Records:

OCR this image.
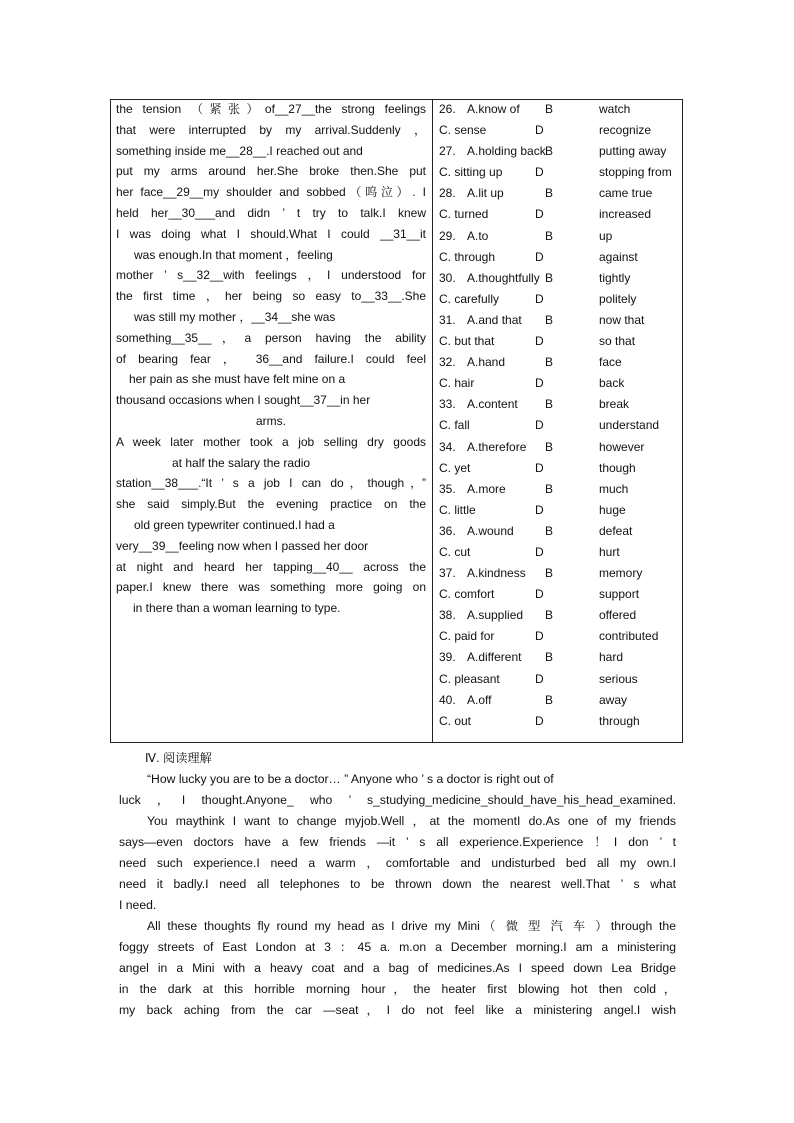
the tension （紧张）of__27__the strong feelings
that were interrupted by my arrival.Suddenly ，
something inside me__28__.I reached out and
put my arms around her.She broke then.She put
her face__29__my shoulder and sobbed（呜泣）. I
held her__30___and didn ’ t try to talk.I knew
I was doing what I should.What I could __31__it
was enough.In that moment ，feeling
mother ’ s__32__with feelings ，I understood for
the first time ，her being so easy to__33__.She
was still my mother ，__34__she was
something__35__，a person having the ability
of bearing fear ， 36__and failure.I could feel
her pain as she must have felt mine on a
thousand occasions when I sought__37__in her
arms.
A week later mother took a job selling dry goods
at half the salary the radio
station__38___.“It ’ s a job I can do，though，”
she said simply.But the evening practice on the
old green typewriter continued.I had a
very__39__feeling now when I passed her door
at night and heard her tapping__40__ across the
paper.I knew there was something more going on
in there than a woman learning to type.
26. A.know of B	watch
C. sense	D	recognize
27. A.holding backB	putting away
C. sitting up	D	stopping from
28. A.lit up	B	came true
C. turned	D	increased
29. A.to	B	up
C. through	D	against
30. A.thoughtfully B	tightly
C. carefully	D	politely
31. A.and that B	now that
C. but that	D	so that
32. A.hand	B	face
C. hair	D	back
33. A.content B	break
C. fall	D	understand
34. A.therefore B	however
C. yet	D	though
35. A.more	B	much
C. little	D	huge
36. A.wound	B	defeat
C. cut	D	hurt
37. A.kindness B	memory
C. comfort	D	support
38. A.supplied B	offered
C. paid for	D	contributed
39. A.different B	hard
C. pleasant	D	serious
40. A.off	B	away
C. out	D	through
Ⅳ. 阅读理解
“How lucky you are to be a doctor… ” Anyone who ’ s a doctor is right out of
luck ，I thought.Anyone_ who ’ s_studying_medicine_should_have_his_head_examined.
You maythink I want to change myjob.Well ，at the momentI do.As one of my friends
says—even doctors have a few friends —it ’ s all experience.Experience ！I don ’ t
need such experience.I need a warm ，comfortable and undisturbed bed all my own.I
need it badly.I need all telephones to be thrown down the nearest well.That ’ s what
I need.
All these thoughts fly round my head as I drive my Mini（ 微 型 汽 车 ）through the
foggy streets of East London at 3 ：45 a. m.on a December morning.I am a ministering
angel in a Mini with a heavy coat and a bag of medicines.As I speed down Lea Bridge
in the dark at this horrible morning hour，the heater first blowing hot then cold，
my back aching from the car —seat，I do not feel like a ministering angel.I wish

__Task statement__. Transcribe the complete set of entries verbatim. No pictures belong in the copy.

__Task answer__.
OCR this image.
the tension （紧张）of__27__the strong feelings
that were interrupted by my arrival.Suddenly ，
something inside me__28__.I reached out and
put my arms around her.She broke then.She put
her face__29__my shoulder and sobbed（呜泣）. I
held her__30___and didn ’ t try to talk.I knew
I was doing what I should.What I could __31__it
was enough.In that moment ，feeling
mother ’ s__32__with feelings ，I understood for
the first time ，her being so easy to__33__.She
was still my mother ，__34__she was
something__35__，a person having the ability
of bearing fear ， 36__and failure.I could feel
her pain as she must have felt mine on a
thousand occasions when I sought__37__in her
arms.
A week later mother took a job selling dry goods
at half the salary the radio
station__38___.“It ’ s a job I can do，though，”
she said simply.But the evening practice on the
old green typewriter continued.I had a
very__39__feeling now when I passed her door
at night and heard her tapping__40__ across the
paper.I knew there was something more going on
in there than a woman learning to type.
26. A.know of B	watch
C. sense	D	recognize
27. A.holding backB	putting away
C. sitting up	D	stopping from
28. A.lit up	B	came true
C. turned	D	increased
29. A.to	B	up
C. through	D	against
30. A.thoughtfully B	tightly
C. carefully	D	politely
31. A.and that B	now that
C. but that	D	so that
32. A.hand	B	face
C. hair	D	back
33. A.content B	break
C. fall	D	understand
34. A.therefore B	however
C. yet	D	though
35. A.more	B	much
C. little	D	huge
36. A.wound	B	defeat
C. cut	D	hurt
37. A.kindness B	memory
C. comfort	D	support
38. A.supplied B	offered
C. paid for	D	contributed
39. A.different B	hard
C. pleasant	D	serious
40. A.off	B	away
C. out	D	through
Ⅳ. 阅读理解
“How lucky you are to be a doctor… ” Anyone who ’ s a doctor is right out of
luck ，I thought.Anyone_ who ’ s_studying_medicine_should_have_his_head_examined.
You maythink I want to change myjob.Well ，at the momentI do.As one of my friends
says—even doctors have a few friends —it ’ s all experience.Experience ！I don ’ t
need such experience.I need a warm ，comfortable and undisturbed bed all my own.I
need it badly.I need all telephones to be thrown down the nearest well.That ’ s what
I need.
All these thoughts fly round my head as I drive my Mini（ 微 型 汽 车 ）through the
foggy streets of East London at 3 ：45 a. m.on a December morning.I am a ministering
angel in a Mini with a heavy coat and a bag of medicines.As I speed down Lea Bridge
in the dark at this horrible morning hour，the heater first blowing hot then cold，
my back aching from the car —seat，I do not feel like a ministering angel.I wish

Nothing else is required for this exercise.